■ **Available records**
####
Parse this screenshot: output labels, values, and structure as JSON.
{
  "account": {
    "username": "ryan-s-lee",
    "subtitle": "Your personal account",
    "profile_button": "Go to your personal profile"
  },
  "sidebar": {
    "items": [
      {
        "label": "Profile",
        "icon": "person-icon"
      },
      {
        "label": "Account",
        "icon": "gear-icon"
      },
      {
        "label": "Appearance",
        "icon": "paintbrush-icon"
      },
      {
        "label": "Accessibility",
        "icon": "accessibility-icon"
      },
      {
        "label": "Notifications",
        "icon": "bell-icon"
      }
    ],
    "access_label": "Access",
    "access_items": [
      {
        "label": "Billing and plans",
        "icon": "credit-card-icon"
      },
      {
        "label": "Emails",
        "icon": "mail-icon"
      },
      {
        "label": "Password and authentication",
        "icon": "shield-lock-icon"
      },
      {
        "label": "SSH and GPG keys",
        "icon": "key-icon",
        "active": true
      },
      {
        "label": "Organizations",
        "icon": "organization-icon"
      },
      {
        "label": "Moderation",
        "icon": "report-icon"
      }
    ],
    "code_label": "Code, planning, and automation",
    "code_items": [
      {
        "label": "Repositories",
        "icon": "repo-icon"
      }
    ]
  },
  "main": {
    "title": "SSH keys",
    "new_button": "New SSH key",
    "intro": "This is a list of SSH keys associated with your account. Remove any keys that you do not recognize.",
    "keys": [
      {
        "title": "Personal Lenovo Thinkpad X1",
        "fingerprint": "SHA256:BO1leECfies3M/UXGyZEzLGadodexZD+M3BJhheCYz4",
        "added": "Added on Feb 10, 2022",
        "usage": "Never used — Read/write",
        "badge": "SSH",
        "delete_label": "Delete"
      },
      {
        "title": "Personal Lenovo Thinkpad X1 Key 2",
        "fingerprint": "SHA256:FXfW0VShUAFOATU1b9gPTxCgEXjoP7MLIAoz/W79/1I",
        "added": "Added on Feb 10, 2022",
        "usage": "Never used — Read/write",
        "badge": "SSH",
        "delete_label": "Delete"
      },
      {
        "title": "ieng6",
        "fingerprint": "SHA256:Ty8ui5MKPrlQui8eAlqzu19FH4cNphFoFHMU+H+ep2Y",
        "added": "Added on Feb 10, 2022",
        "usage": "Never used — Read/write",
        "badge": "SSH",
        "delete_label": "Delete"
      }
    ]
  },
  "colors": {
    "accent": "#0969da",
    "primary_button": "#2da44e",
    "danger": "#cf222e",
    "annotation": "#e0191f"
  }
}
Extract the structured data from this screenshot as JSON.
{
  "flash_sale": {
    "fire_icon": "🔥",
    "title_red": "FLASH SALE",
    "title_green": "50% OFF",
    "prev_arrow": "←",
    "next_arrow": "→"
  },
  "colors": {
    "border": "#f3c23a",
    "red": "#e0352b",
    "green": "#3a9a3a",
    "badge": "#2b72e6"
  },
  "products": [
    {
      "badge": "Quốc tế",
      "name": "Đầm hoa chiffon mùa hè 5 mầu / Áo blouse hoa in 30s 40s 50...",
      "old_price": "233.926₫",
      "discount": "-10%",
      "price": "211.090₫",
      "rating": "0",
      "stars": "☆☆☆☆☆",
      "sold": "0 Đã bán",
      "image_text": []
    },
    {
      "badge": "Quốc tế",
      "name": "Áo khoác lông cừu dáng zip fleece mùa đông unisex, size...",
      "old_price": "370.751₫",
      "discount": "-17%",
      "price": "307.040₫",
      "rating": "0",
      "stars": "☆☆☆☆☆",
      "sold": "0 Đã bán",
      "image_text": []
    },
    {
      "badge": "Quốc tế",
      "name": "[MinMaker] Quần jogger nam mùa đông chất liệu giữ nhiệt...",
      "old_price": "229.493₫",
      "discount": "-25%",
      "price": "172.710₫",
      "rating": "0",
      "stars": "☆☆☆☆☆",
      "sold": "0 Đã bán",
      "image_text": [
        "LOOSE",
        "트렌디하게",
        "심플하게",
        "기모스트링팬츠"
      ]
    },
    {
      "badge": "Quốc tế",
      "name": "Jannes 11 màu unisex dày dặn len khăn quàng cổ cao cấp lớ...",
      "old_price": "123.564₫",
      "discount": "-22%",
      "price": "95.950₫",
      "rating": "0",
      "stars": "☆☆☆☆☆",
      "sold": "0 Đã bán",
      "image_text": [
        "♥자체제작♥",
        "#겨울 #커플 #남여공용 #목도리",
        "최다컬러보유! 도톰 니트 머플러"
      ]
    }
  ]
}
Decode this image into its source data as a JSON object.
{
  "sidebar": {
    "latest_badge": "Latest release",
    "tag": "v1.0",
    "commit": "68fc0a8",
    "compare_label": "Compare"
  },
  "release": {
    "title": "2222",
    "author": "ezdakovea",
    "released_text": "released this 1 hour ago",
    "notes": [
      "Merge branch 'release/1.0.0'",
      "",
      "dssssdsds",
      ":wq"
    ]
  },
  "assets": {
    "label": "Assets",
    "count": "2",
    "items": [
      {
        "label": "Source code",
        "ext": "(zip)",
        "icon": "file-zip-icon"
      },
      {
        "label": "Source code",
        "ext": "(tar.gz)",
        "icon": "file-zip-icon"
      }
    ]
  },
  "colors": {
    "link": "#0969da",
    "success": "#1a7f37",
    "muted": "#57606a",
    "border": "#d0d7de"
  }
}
####
■ **Objective**
Copy out all of the data exactly, leaving nothing out.

■ **Task solution**
Parse this screenshot: output labels, values, and structure as JSON.
{
  "account": {
    "username": "ryan-s-lee",
    "subtitle": "Your personal account",
    "profile_button": "Go to your personal profile"
  },
  "sidebar": {
    "items": [
      {
        "label": "Profile",
        "icon": "person-icon"
      },
      {
        "label": "Account",
        "icon": "gear-icon"
      },
      {
        "label": "Appearance",
        "icon": "paintbrush-icon"
      },
      {
        "label": "Accessibility",
        "icon": "accessibility-icon"
      },
      {
        "label": "Notifications",
        "icon": "bell-icon"
      }
    ],
    "access_label": "Access",
    "access_items": [
      {
        "label": "Billing and plans",
        "icon": "credit-card-icon"
      },
      {
        "label": "Emails",
        "icon": "mail-icon"
      },
      {
        "label": "Password and authentication",
        "icon": "shield-lock-icon"
      },
      {
        "label": "SSH and GPG keys",
        "icon": "key-icon",
        "active": true
      },
      {
        "label": "Organizations",
        "icon": "organization-icon"
      },
      {
        "label": "Moderation",
        "icon": "report-icon"
      }
    ],
    "code_label": "Code, planning, and automation",
    "code_items": [
      {
        "label": "Repositories",
        "icon": "repo-icon"
      }
    ]
  },
  "main": {
    "title": "SSH keys",
    "new_button": "New SSH key",
    "intro": "This is a list of SSH keys associated with your account. Remove any keys that you do not recognize.",
    "keys": [
      {
        "title": "Personal Lenovo Thinkpad X1",
        "fingerprint": "SHA256:BO1leECfies3M/UXGyZEzLGadodexZD+M3BJhheCYz4",
        "added": "Added on Feb 10, 2022",
        "usage": "Never used — Read/write",
        "badge": "SSH",
        "delete_label": "Delete"
      },
      {
        "title": "Personal Lenovo Thinkpad X1 Key 2",
        "fingerprint": "SHA256:FXfW0VShUAFOATU1b9gPTxCgEXjoP7MLIAoz/W79/1I",
        "added": "Added on Feb 10, 2022",
        "usage": "Never used — Read/write",
        "badge": "SSH",
        "delete_label": "Delete"
      },
      {
        "title": "ieng6",
        "fingerprint": "SHA256:Ty8ui5MKPrlQui8eAlqzu19FH4cNphFoFHMU+H+ep2Y",
        "added": "Added on Feb 10, 2022",
        "usage": "Never used — Read/write",
        "badge": "SSH",
        "delete_label": "Delete"
      }
    ]
  },
  "colors": {
    "accent": "#0969da",
    "primary_button": "#2da44e",
    "danger": "#cf222e",
    "annotation": "#e0191f"
  }
}
Extract the structured data from this screenshot as JSON.
{
  "flash_sale": {
    "fire_icon": "🔥",
    "title_red": "FLASH SALE",
    "title_green": "50% OFF",
    "prev_arrow": "←",
    "next_arrow": "→"
  },
  "colors": {
    "border": "#f3c23a",
    "red": "#e0352b",
    "green": "#3a9a3a",
    "badge": "#2b72e6"
  },
  "products": [
    {
      "badge": "Quốc tế",
      "name": "Đầm hoa chiffon mùa hè 5 mầu / Áo blouse hoa in 30s 40s 50...",
      "old_price": "233.926₫",
      "discount": "-10%",
      "price": "211.090₫",
      "rating": "0",
      "stars": "☆☆☆☆☆",
      "sold": "0 Đã bán",
      "image_text": []
    },
    {
      "badge": "Quốc tế",
      "name": "Áo khoác lông cừu dáng zip fleece mùa đông unisex, size...",
      "old_price": "370.751₫",
      "discount": "-17%",
      "price": "307.040₫",
      "rating": "0",
      "stars": "☆☆☆☆☆",
      "sold": "0 Đã bán",
      "image_text": []
    },
    {
      "badge": "Quốc tế",
      "name": "[MinMaker] Quần jogger nam mùa đông chất liệu giữ nhiệt...",
      "old_price": "229.493₫",
      "discount": "-25%",
      "price": "172.710₫",
      "rating": "0",
      "stars": "☆☆☆☆☆",
      "sold": "0 Đã bán",
      "image_text": [
        "LOOSE",
        "트렌디하게",
        "심플하게",
        "기모스트링팬츠"
      ]
    },
    {
      "badge": "Quốc tế",
      "name": "Jannes 11 màu unisex dày dặn len khăn quàng cổ cao cấp lớ...",
      "old_price": "123.564₫",
      "discount": "-22%",
      "price": "95.950₫",
      "rating": "0",
      "stars": "☆☆☆☆☆",
      "sold": "0 Đã bán",
      "image_text": [
        "♥자체제작♥",
        "#겨울 #커플 #남여공용 #목도리",
        "최다컬러보유! 도톰 니트 머플러"
      ]
    }
  ]
}
Decode this image into its source data as a JSON object.
{
  "sidebar": {
    "latest_badge": "Latest release",
    "tag": "v1.0",
    "commit": "68fc0a8",
    "compare_label": "Compare"
  },
  "release": {
    "title": "2222",
    "author": "ezdakovea",
    "released_text": "released this 1 hour ago",
    "notes": [
      "Merge branch 'release/1.0.0'",
      "",
      "dssssdsds",
      ":wq"
    ]
  },
  "assets": {
    "label": "Assets",
    "count": "2",
    "items": [
      {
        "label": "Source code",
        "ext": "(zip)",
        "icon": "file-zip-icon"
      },
      {
        "label": "Source code",
        "ext": "(tar.gz)",
        "icon": "file-zip-icon"
      }
    ]
  },
  "colors": {
    "link": "#0969da",
    "success": "#1a7f37",
    "muted": "#57606a",
    "border": "#d0d7de"
  }
}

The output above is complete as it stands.